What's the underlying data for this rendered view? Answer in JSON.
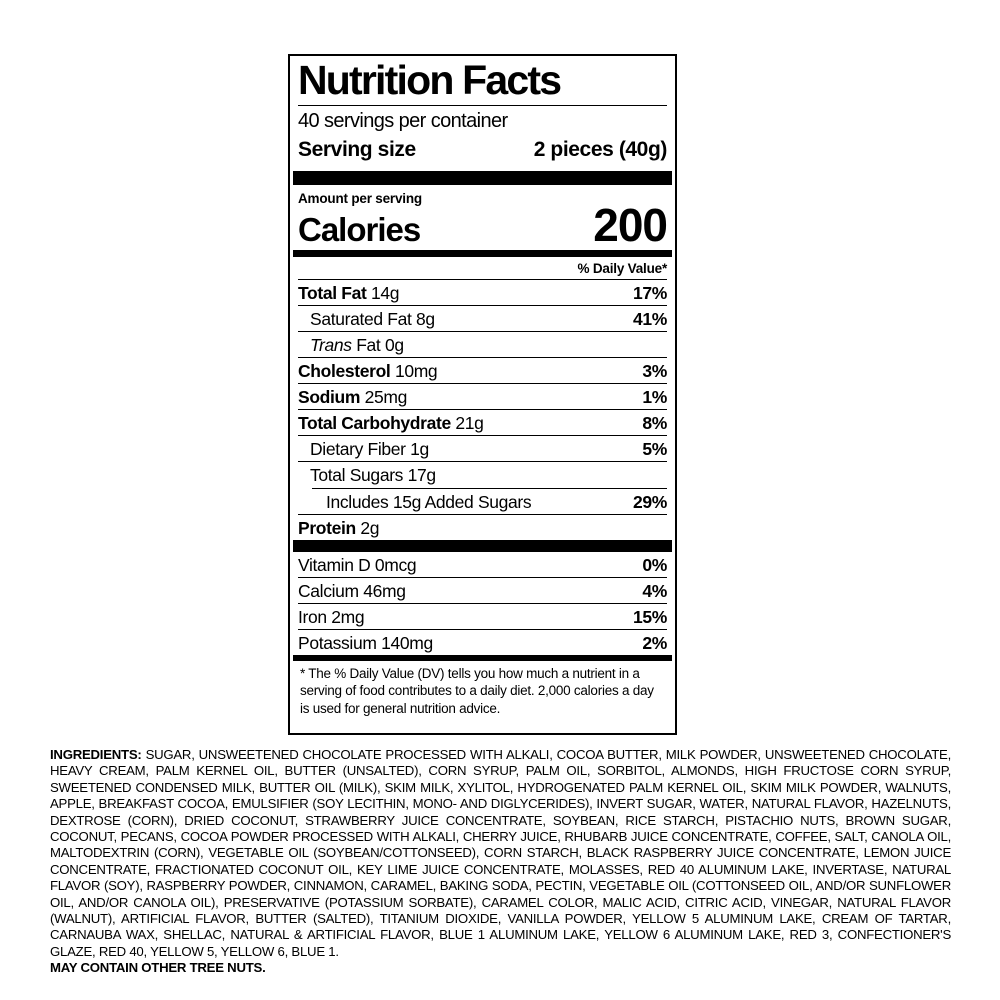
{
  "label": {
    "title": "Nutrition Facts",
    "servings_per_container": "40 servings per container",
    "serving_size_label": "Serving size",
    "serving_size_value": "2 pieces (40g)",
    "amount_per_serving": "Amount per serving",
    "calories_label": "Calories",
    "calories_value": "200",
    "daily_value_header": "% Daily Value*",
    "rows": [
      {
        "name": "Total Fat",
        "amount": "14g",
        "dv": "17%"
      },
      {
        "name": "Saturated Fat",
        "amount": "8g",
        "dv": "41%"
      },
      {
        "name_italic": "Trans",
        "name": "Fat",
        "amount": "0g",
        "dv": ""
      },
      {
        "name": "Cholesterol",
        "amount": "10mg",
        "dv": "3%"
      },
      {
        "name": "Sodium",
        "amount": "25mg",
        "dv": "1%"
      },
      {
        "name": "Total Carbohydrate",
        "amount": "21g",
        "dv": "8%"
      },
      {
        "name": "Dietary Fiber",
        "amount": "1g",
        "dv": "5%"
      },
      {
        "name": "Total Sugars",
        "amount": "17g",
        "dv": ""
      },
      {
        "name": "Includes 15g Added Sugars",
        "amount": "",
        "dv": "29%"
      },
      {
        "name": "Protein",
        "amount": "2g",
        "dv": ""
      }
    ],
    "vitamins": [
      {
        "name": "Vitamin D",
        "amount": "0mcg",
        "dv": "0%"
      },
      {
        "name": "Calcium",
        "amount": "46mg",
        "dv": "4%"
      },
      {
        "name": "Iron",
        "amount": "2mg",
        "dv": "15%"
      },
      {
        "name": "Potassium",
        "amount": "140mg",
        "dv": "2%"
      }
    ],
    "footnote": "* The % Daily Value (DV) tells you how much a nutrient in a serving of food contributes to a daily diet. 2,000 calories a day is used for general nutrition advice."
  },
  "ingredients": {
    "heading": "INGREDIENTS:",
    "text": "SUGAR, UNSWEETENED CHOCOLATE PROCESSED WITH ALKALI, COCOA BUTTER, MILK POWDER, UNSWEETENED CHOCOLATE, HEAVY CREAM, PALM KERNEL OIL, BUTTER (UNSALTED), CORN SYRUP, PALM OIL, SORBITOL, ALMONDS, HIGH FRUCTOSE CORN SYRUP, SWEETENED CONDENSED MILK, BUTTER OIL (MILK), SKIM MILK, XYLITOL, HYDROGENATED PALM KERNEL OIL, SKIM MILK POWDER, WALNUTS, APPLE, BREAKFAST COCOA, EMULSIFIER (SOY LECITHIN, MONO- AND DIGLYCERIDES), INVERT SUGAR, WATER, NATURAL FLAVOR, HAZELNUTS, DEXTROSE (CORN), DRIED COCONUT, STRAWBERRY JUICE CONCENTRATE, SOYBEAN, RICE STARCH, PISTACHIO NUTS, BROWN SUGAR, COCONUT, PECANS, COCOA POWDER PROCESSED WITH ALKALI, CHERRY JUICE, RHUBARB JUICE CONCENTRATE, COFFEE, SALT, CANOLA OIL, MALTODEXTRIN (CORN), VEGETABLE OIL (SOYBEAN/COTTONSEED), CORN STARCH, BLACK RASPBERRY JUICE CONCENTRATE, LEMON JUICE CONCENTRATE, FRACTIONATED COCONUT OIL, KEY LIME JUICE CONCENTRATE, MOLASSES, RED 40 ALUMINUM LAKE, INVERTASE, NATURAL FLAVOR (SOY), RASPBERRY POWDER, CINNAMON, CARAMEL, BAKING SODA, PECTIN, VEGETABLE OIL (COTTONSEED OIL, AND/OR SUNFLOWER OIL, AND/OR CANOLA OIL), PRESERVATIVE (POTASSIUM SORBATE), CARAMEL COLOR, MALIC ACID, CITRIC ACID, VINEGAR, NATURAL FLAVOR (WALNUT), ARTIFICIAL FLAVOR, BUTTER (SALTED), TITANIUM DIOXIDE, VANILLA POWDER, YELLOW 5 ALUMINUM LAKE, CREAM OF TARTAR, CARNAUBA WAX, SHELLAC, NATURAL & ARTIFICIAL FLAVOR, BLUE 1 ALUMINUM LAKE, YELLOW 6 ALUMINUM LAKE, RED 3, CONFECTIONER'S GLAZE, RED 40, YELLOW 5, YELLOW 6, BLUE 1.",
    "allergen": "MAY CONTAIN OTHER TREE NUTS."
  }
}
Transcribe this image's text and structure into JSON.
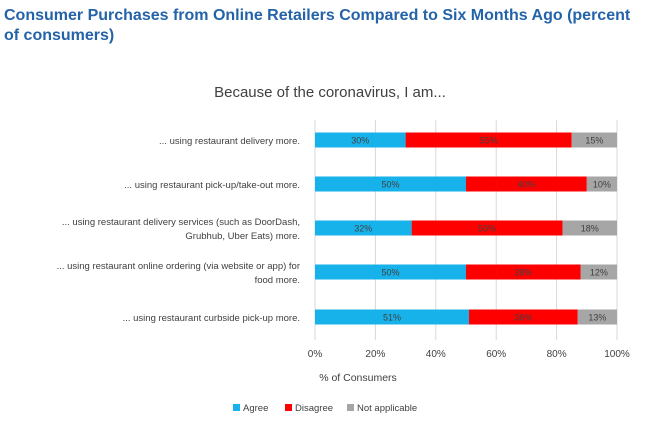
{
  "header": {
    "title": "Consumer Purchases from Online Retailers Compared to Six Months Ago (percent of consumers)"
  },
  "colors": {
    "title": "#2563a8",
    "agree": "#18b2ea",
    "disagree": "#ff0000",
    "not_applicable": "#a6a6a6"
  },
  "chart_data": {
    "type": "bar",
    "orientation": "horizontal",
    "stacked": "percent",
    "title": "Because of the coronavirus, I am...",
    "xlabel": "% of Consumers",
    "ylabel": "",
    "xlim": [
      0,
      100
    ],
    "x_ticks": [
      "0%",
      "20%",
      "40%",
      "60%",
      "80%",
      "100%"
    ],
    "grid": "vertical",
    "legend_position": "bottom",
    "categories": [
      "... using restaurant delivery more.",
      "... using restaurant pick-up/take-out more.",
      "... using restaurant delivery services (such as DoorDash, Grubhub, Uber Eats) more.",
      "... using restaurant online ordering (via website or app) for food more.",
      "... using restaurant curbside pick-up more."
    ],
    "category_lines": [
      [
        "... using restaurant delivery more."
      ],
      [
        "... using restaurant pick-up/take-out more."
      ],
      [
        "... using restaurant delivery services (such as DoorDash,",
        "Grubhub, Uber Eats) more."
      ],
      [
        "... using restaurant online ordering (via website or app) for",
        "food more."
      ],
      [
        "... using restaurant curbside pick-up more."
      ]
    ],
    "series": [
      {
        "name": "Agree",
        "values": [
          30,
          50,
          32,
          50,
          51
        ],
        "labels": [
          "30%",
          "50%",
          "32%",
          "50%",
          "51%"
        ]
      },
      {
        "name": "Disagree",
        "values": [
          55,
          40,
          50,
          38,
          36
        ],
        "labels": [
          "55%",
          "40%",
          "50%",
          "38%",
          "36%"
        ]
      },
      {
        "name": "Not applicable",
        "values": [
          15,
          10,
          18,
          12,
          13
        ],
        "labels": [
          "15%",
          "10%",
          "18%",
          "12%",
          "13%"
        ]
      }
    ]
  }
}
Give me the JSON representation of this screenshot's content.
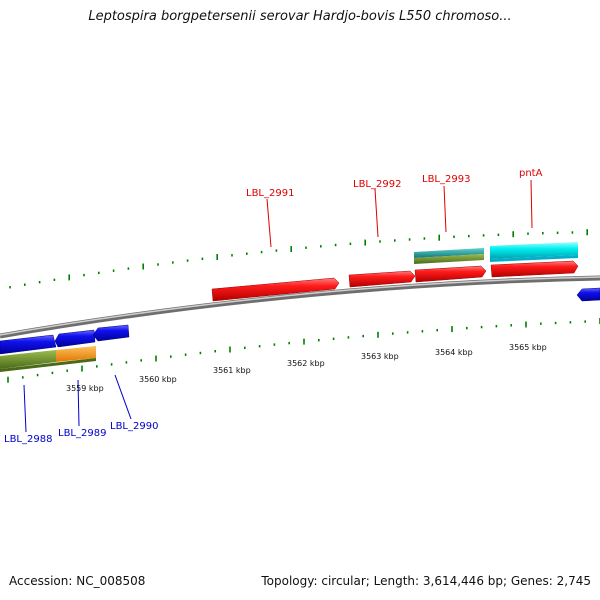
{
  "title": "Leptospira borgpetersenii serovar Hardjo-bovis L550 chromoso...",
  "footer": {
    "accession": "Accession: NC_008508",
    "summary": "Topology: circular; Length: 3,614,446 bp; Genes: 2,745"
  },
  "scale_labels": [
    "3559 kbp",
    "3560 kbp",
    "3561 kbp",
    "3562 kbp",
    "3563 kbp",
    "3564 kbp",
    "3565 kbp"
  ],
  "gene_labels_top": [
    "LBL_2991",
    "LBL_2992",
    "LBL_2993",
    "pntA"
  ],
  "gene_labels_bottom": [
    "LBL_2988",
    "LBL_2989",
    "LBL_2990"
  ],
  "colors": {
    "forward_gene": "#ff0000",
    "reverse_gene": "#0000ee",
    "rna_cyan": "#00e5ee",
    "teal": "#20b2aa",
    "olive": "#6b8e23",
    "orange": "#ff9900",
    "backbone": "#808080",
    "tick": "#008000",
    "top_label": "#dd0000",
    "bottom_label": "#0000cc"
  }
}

» DIRECTIONS FOR THIS TASK
Print the material in full and exactly; the pictures must not be printed.

» RESPONSE TO THIS TASK
What's the underlying data for this rendered view? Answer in JSON.
{
  "label": {
    "title": "Nutrition Facts",
    "servings_per_container": "40 servings per container",
    "serving_size_label": "Serving size",
    "serving_size_value": "2 pieces (40g)",
    "amount_per_serving": "Amount per serving",
    "calories_label": "Calories",
    "calories_value": "200",
    "daily_value_header": "% Daily Value*",
    "rows": [
      {
        "name": "Total Fat",
        "amount": "14g",
        "dv": "17%"
      },
      {
        "name": "Saturated Fat",
        "amount": "8g",
        "dv": "41%"
      },
      {
        "name_italic": "Trans",
        "name": "Fat",
        "amount": "0g",
        "dv": ""
      },
      {
        "name": "Cholesterol",
        "amount": "10mg",
        "dv": "3%"
      },
      {
        "name": "Sodium",
        "amount": "25mg",
        "dv": "1%"
      },
      {
        "name": "Total Carbohydrate",
        "amount": "21g",
        "dv": "8%"
      },
      {
        "name": "Dietary Fiber",
        "amount": "1g",
        "dv": "5%"
      },
      {
        "name": "Total Sugars",
        "amount": "17g",
        "dv": ""
      },
      {
        "name": "Includes 15g Added Sugars",
        "amount": "",
        "dv": "29%"
      },
      {
        "name": "Protein",
        "amount": "2g",
        "dv": ""
      }
    ],
    "vitamins": [
      {
        "name": "Vitamin D",
        "amount": "0mcg",
        "dv": "0%"
      },
      {
        "name": "Calcium",
        "amount": "46mg",
        "dv": "4%"
      },
      {
        "name": "Iron",
        "amount": "2mg",
        "dv": "15%"
      },
      {
        "name": "Potassium",
        "amount": "140mg",
        "dv": "2%"
      }
    ],
    "footnote": "* The % Daily Value (DV) tells you how much a nutrient in a serving of food contributes to a daily diet. 2,000 calories a day is used for general nutrition advice."
  },
  "ingredients": {
    "heading": "INGREDIENTS:",
    "text": "SUGAR, UNSWEETENED CHOCOLATE PROCESSED WITH ALKALI, COCOA BUTTER, MILK POWDER, UNSWEETENED CHOCOLATE, HEAVY CREAM, PALM KERNEL OIL, BUTTER (UNSALTED), CORN SYRUP, PALM OIL, SORBITOL, ALMONDS, HIGH FRUCTOSE CORN SYRUP, SWEETENED CONDENSED MILK, BUTTER OIL (MILK), SKIM MILK, XYLITOL, HYDROGENATED PALM KERNEL OIL, SKIM MILK POWDER, WALNUTS, APPLE, BREAKFAST COCOA, EMULSIFIER (SOY LECITHIN, MONO- AND DIGLYCERIDES), INVERT SUGAR, WATER, NATURAL FLAVOR, HAZELNUTS, DEXTROSE (CORN), DRIED COCONUT, STRAWBERRY JUICE CONCENTRATE, SOYBEAN, RICE STARCH, PISTACHIO NUTS, BROWN SUGAR, COCONUT, PECANS, COCOA POWDER PROCESSED WITH ALKALI, CHERRY JUICE, RHUBARB JUICE CONCENTRATE, COFFEE, SALT, CANOLA OIL, MALTODEXTRIN (CORN), VEGETABLE OIL (SOYBEAN/COTTONSEED), CORN STARCH, BLACK RASPBERRY JUICE CONCENTRATE, LEMON JUICE CONCENTRATE, FRACTIONATED COCONUT OIL, KEY LIME JUICE CONCENTRATE, MOLASSES, RED 40 ALUMINUM LAKE, INVERTASE, NATURAL FLAVOR (SOY), RASPBERRY POWDER, CINNAMON, CARAMEL, BAKING SODA, PECTIN, VEGETABLE OIL (COTTONSEED OIL, AND/OR SUNFLOWER OIL, AND/OR CANOLA OIL), PRESERVATIVE (POTASSIUM SORBATE), CARAMEL COLOR, MALIC ACID, CITRIC ACID, VINEGAR, NATURAL FLAVOR (WALNUT), ARTIFICIAL FLAVOR, BUTTER (SALTED), TITANIUM DIOXIDE, VANILLA POWDER, YELLOW 5 ALUMINUM LAKE, CREAM OF TARTAR, CARNAUBA WAX, SHELLAC, NATURAL & ARTIFICIAL FLAVOR, BLUE 1 ALUMINUM LAKE, YELLOW 6 ALUMINUM LAKE, RED 3, CONFECTIONER'S GLAZE, RED 40, YELLOW 5, YELLOW 6, BLUE 1.",
    "allergen": "MAY CONTAIN OTHER TREE NUTS."
  }
}
Transcribe this image's text and structure into JSON.
{
  "header": {
    "title": "Consumer Purchases from Online Retailers Compared to Six Months Ago (percent of consumers)"
  },
  "colors": {
    "title": "#2563a8",
    "agree": "#18b2ea",
    "disagree": "#ff0000",
    "not_applicable": "#a6a6a6"
  },
  "chart_data": {
    "type": "bar",
    "orientation": "horizontal",
    "stacked": "percent",
    "title": "Because of the coronavirus, I am...",
    "xlabel": "% of Consumers",
    "ylabel": "",
    "xlim": [
      0,
      100
    ],
    "x_ticks": [
      "0%",
      "20%",
      "40%",
      "60%",
      "80%",
      "100%"
    ],
    "grid": "vertical",
    "legend_position": "bottom",
    "categories": [
      "... using restaurant delivery more.",
      "... using restaurant pick-up/take-out more.",
      "... using restaurant delivery services (such as DoorDash, Grubhub, Uber Eats) more.",
      "... using restaurant online ordering (via website or app) for food more.",
      "... using restaurant curbside pick-up more."
    ],
    "category_lines": [
      [
        "... using restaurant delivery more."
      ],
      [
        "... using restaurant pick-up/take-out more."
      ],
      [
        "... using restaurant delivery services (such as DoorDash,",
        "Grubhub, Uber Eats) more."
      ],
      [
        "... using restaurant online ordering (via website or app) for",
        "food more."
      ],
      [
        "... using restaurant curbside pick-up more."
      ]
    ],
    "series": [
      {
        "name": "Agree",
        "values": [
          30,
          50,
          32,
          50,
          51
        ],
        "labels": [
          "30%",
          "50%",
          "32%",
          "50%",
          "51%"
        ]
      },
      {
        "name": "Disagree",
        "values": [
          55,
          40,
          50,
          38,
          36
        ],
        "labels": [
          "55%",
          "40%",
          "50%",
          "38%",
          "36%"
        ]
      },
      {
        "name": "Not applicable",
        "values": [
          15,
          10,
          18,
          12,
          13
        ],
        "labels": [
          "15%",
          "10%",
          "18%",
          "12%",
          "13%"
        ]
      }
    ]
  }
}
Give me the JSON representation of this screenshot's content.
{
  "title": "Leptospira borgpetersenii serovar Hardjo-bovis L550 chromoso...",
  "footer": {
    "accession": "Accession: NC_008508",
    "summary": "Topology: circular; Length: 3,614,446 bp; Genes: 2,745"
  },
  "scale_labels": [
    "3559 kbp",
    "3560 kbp",
    "3561 kbp",
    "3562 kbp",
    "3563 kbp",
    "3564 kbp",
    "3565 kbp"
  ],
  "gene_labels_top": [
    "LBL_2991",
    "LBL_2992",
    "LBL_2993",
    "pntA"
  ],
  "gene_labels_bottom": [
    "LBL_2988",
    "LBL_2989",
    "LBL_2990"
  ],
  "colors": {
    "forward_gene": "#ff0000",
    "reverse_gene": "#0000ee",
    "rna_cyan": "#00e5ee",
    "teal": "#20b2aa",
    "olive": "#6b8e23",
    "orange": "#ff9900",
    "backbone": "#808080",
    "tick": "#008000",
    "top_label": "#dd0000",
    "bottom_label": "#0000cc"
  }
}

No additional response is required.